## TEXT EXCERPT
** Start **
Marie Brennan's Blog, page 87
September 16, 2018
From Zero to DNF in 3.6 Seconds
There’s a book I was almost done with and about to put on my list of Books Read — until it managed to drive me off in no time flat. And I want to post about why.
Content warning for sexual assault, including upon dead bodies. Which right there is the tl;dr of why I stopped reading, but I want to unpack the situation a bit more.
The book in question is The Writing in the Stone, by Irving Finkel. If you recognize the author’s name, it’s not from the realm of fiction; it’s because he’s currently the Assistant Keeper of Mesopotamian Script at the British Museum — which doesn’t sound like it would make you famous, and in the grand scheme of things he isn’t. But he’s charming enough that he’s been featured in a number of Youtube videos, doing things like teaching people to play the Royal Game of Ur or explaining how to enact an ancient Mesopotamian curse. I watched several of his videos while working on Turning Darkness into Light (because the Draconean script is inspired by cuneiform), and found them very entertaining, and so when I heard he’d written a novel about ancient Mesopotamia, I was intrigued.
I should say up front: it isn’t a great novel. So far as I know, it’s the only one Finkel has ever written; much of it is written just as summarizing omniscient narration, only sometimes dipping down into the specifics of a scene and with very few conversations. But since in length it might be no more than a novella, I shrugged and kept reading, because I liked the idea of a novel about ancient Mesopotamia written by an expert on the subject.
** End **
## REQUIRED TASK 1
Drawing on the blog post about quitting The Writing in the Stone, list the specific weaknesses in how that novel is written, as its final paragraph names them.
## REQUIRED TASK 2
Write the next part of the blog post about quitting The Writing in the Stone, picking up after its last sentence.

## SUPPLIED MATERIAL
** Start **
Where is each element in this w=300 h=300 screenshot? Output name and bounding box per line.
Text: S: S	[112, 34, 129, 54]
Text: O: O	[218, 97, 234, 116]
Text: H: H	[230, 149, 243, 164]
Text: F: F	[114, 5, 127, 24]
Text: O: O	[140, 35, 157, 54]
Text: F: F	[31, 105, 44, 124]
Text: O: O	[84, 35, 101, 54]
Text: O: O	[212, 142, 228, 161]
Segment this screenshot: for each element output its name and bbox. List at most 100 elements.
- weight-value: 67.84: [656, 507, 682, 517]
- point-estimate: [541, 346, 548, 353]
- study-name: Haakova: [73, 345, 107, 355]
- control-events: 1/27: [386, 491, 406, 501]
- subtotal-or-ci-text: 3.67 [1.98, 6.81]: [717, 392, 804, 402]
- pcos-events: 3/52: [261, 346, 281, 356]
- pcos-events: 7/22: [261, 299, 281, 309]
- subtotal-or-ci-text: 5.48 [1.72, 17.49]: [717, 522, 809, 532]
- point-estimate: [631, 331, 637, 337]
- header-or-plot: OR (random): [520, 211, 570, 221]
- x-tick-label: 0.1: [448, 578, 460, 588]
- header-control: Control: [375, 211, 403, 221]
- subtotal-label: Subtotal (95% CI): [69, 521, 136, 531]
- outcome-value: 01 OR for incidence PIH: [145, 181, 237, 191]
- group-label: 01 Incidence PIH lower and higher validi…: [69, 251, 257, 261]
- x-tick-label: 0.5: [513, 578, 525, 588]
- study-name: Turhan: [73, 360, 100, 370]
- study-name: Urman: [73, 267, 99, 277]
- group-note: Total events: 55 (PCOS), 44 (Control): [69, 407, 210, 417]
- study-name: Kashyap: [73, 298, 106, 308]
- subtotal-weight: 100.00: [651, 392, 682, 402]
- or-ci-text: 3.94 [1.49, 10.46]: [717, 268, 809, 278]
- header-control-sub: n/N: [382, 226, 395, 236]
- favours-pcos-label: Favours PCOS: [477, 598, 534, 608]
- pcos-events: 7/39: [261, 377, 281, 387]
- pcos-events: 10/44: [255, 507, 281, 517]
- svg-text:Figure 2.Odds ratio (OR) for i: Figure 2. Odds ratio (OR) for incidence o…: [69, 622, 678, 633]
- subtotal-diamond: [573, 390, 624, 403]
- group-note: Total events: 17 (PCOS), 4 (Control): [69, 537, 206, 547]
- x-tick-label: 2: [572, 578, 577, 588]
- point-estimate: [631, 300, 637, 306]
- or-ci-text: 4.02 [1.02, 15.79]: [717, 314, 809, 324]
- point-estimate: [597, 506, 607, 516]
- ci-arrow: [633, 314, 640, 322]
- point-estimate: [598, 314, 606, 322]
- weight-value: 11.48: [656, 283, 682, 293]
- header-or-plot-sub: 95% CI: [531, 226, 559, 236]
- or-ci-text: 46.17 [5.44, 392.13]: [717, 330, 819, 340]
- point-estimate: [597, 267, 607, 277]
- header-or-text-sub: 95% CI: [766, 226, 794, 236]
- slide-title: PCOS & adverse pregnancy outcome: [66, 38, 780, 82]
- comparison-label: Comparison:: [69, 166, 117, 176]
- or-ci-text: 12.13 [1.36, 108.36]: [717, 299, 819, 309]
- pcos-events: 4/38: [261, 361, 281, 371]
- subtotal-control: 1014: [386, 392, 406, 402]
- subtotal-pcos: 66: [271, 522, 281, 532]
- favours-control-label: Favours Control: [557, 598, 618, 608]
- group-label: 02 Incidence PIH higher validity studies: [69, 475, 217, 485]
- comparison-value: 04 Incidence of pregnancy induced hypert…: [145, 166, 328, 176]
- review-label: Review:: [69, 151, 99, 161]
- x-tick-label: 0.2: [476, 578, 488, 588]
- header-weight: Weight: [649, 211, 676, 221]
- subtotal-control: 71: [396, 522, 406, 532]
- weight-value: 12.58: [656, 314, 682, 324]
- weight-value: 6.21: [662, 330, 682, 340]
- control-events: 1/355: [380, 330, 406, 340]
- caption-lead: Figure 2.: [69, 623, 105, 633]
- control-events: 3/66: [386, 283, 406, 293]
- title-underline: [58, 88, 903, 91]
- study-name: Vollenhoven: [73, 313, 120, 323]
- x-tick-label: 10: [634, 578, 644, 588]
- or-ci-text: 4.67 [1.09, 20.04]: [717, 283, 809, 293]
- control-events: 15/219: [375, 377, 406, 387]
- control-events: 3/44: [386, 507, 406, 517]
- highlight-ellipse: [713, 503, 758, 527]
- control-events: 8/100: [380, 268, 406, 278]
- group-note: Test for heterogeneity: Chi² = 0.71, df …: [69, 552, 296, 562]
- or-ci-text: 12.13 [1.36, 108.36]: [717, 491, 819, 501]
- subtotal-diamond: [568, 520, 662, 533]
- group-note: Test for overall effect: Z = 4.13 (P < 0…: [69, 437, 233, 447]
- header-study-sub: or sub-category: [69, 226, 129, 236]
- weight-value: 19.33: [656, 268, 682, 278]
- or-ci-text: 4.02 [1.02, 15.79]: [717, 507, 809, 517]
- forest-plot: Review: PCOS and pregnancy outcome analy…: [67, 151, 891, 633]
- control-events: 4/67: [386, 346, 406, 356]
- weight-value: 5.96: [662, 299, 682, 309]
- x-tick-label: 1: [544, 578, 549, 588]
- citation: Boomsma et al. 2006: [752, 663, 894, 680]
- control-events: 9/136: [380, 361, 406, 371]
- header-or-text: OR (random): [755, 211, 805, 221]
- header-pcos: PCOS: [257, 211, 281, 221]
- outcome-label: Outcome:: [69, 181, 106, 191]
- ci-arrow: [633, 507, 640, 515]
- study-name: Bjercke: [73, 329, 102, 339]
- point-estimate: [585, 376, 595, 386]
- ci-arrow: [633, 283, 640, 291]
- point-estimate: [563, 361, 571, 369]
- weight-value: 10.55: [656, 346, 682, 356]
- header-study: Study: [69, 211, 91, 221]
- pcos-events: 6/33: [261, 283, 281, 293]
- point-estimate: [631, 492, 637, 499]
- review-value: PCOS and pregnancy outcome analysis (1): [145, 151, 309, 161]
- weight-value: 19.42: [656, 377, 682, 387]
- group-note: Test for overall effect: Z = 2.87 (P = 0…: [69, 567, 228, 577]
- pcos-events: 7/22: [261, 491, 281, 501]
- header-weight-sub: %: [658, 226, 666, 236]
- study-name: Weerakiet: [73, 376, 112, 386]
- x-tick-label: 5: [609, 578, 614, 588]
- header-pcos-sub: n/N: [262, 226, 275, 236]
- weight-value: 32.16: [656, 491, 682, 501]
** End **
## OUTPUT 1
- Much of it is written as summarizing omniscient narration.
- It only sometimes dips down into the specifics of a scene.
- It has very few conversations.

## OUTPUT 2
Even had it been written in more engaging novelistic style, I don’t think I would have been that engaged. The inspiration for the story is a real-world stone that fractures in a pattern which looks almost exactly like cuneiform — in fact, the more you stare at it, the more you can convince yourself you recognize a sign here and there. (Assuming you read cuneiform.) Finkel’s idea was that if a stone like this had been found in ancient times, it would have freaked people out, because it would have looked like an illegible message from the gods. Which is a cool concept! But he chose to approach it from the perspective of the story’s villain, which is not an approach I generally like. The main character — a highly-placed royal scribe, referred to as the First Exorcist (nobody in here has an actual name) — sees the existence of the stone as such a threat to his power that he starts systematically killing everyone along the chain of provenance, trying to hide all evidence of the thing, and even raising the ghost of the man who originally brought it there to find out if there are any more like it. (In a more fully-developed novel, you could have had the bad guy doing this, but told the tale from the viewpoint of a protagonist trying to stop him.)
At this point you may be wondering: how does sexual assault figure into this?
You’re justified in asking this question, because the answer is, it doesn’t. That’s part of the problem. That element comes out of left field. No — it comes from somewhere outside the ballpark entirely. It is wholly unnecessary. We can have debates about the extent to which it’s “necessary” in any given story, but here there is no debate; it is 100% tacked on.
The First Exorcist has a henchman along with him, a man referred to as Cook. For bonus unpleasantness points, Cook seems to have some kind of mental disability, being essentially nonverbal. They’ve traced the stone back to a rural village, where a traveler in possession of the stone died and was buried; after murdering the assistant priest at that temple, the First Exorcist raises the spirit of the dead man and questions him. Then they get caught by the family whose barn they’re hiding in, and murder those people, too.
Okay. We’re reading a story about a guy who’s killing absolutely everybody who gets in his way: this is just more of the same. What is not more of the same is that the narrative takes the time to let you know that Cook rapes the mother and the daughter — the mother once; the daughter twice — and since he smashed their heads together before doing this, the First Exorcist wonders if they’re even still alive while he rapes them.
At this point I flinched. It came so much out of nowhere that I wasn’t mentally prepared for it . . . but it was just a couple of lines (in a book that rarely spends more than a couple of lines on anything, except key moments like the ritual the Exorcist uses to raise the ghost), so my reaction was basically, “ugh, that’s gross, but I’m near the end of the book, and the rest of it hasn’t been like this, so I’m going to pretend that didn’t happen and just move on.”
A few pages later I was even closer to the end of the book, but it no longer mattered. I put it down, and will not finish.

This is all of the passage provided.